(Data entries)
•••

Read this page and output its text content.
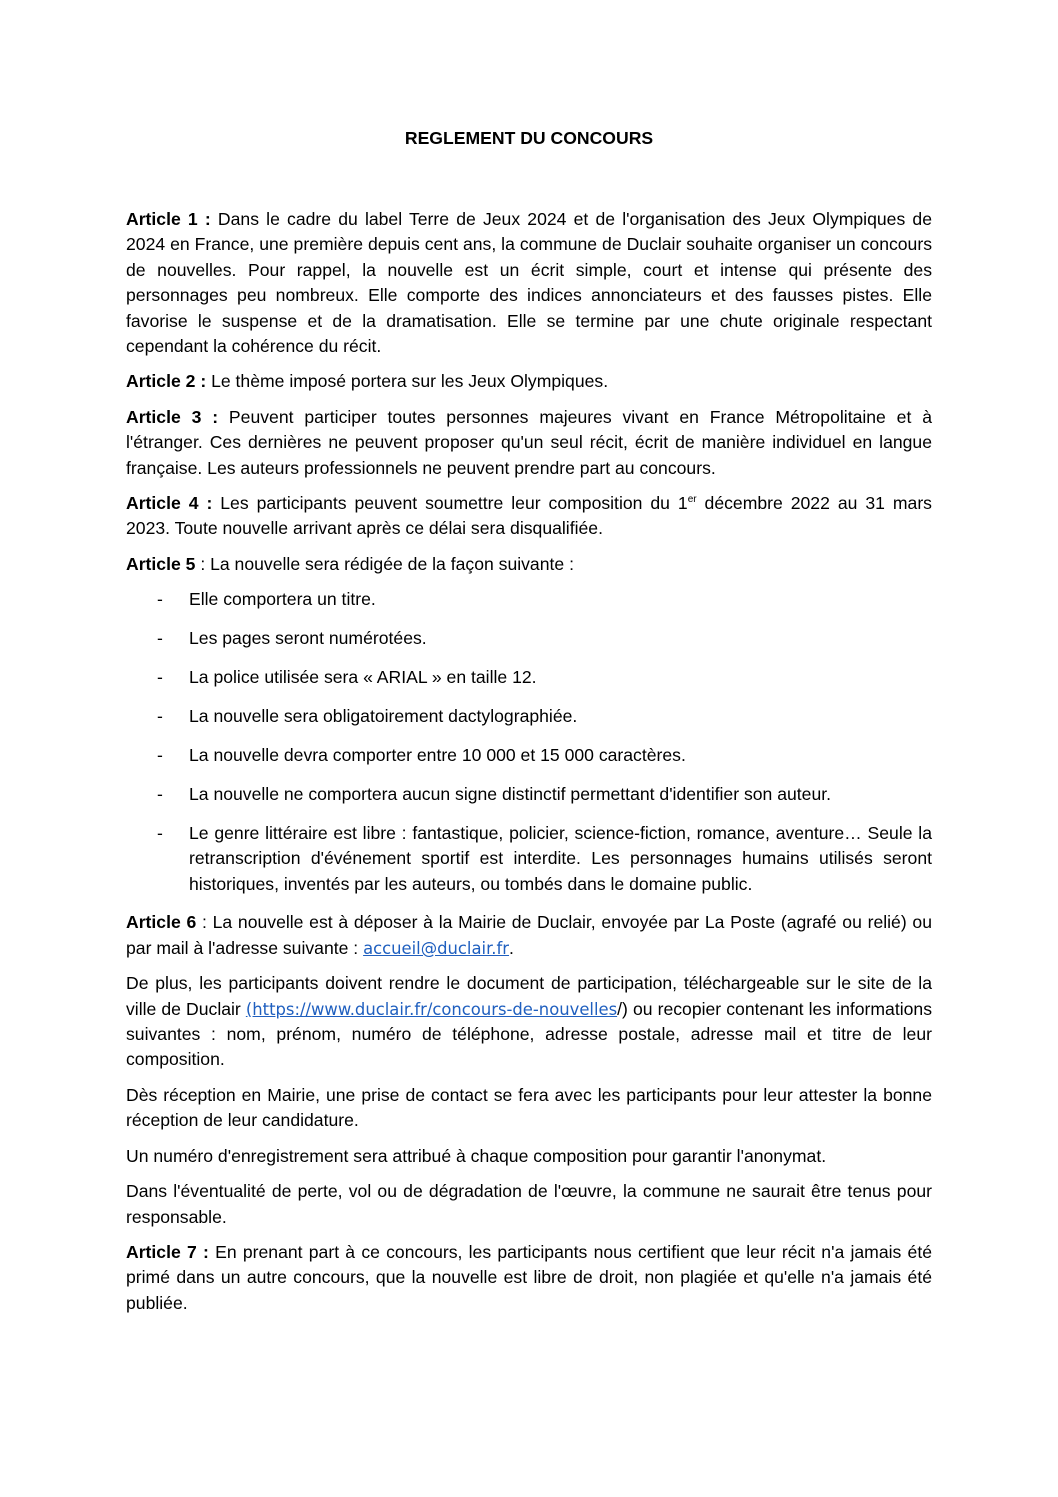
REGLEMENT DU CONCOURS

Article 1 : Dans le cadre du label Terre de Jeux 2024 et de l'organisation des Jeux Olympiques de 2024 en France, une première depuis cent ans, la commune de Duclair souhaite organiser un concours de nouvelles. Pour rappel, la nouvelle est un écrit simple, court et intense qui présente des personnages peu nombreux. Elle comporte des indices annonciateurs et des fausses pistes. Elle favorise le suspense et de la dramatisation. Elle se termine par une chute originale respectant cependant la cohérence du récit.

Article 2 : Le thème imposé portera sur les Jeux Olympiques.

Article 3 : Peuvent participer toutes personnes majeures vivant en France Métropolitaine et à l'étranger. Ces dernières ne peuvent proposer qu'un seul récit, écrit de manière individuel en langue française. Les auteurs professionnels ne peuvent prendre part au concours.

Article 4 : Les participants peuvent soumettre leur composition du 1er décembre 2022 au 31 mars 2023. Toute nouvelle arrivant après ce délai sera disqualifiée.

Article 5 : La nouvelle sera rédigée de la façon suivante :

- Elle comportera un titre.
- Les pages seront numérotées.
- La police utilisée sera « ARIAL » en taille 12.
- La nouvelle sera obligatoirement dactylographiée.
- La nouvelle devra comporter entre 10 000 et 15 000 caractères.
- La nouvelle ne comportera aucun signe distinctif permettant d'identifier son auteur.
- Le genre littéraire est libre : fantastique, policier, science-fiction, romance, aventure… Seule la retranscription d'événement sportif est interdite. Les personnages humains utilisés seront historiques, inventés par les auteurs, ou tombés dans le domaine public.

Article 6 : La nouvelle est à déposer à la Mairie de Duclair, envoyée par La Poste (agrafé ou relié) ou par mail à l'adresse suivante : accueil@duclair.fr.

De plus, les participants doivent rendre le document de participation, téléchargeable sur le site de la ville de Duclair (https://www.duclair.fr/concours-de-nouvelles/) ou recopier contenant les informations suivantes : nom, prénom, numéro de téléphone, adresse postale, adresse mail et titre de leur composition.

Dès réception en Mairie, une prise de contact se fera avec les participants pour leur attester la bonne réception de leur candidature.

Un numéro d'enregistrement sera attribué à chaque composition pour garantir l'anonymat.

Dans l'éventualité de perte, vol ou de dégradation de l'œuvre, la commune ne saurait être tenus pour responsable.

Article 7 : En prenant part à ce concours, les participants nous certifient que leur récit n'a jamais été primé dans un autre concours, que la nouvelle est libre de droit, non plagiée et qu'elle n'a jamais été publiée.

•••

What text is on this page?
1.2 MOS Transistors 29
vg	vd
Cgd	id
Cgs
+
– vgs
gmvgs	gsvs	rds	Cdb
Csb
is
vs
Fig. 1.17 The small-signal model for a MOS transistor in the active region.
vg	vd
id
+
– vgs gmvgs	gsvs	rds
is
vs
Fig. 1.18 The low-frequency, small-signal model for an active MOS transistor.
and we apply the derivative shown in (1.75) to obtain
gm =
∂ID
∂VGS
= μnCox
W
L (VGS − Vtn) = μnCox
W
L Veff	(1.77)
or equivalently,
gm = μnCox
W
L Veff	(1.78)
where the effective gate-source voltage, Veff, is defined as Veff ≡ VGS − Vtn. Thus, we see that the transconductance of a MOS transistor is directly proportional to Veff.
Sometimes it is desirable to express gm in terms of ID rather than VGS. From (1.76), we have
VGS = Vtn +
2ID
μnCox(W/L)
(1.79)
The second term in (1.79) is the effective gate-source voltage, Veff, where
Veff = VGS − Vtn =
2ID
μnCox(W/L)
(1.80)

•••

WORK TO COMPLETE: Copy every line of the material in which the word "signal" occurs.

FULL RESPONSE:
Fig. 1.17 The small-signal model for a MOS transistor in the active region.
Fig. 1.18 The low-frequency, small-signal model for an active MOS transistor.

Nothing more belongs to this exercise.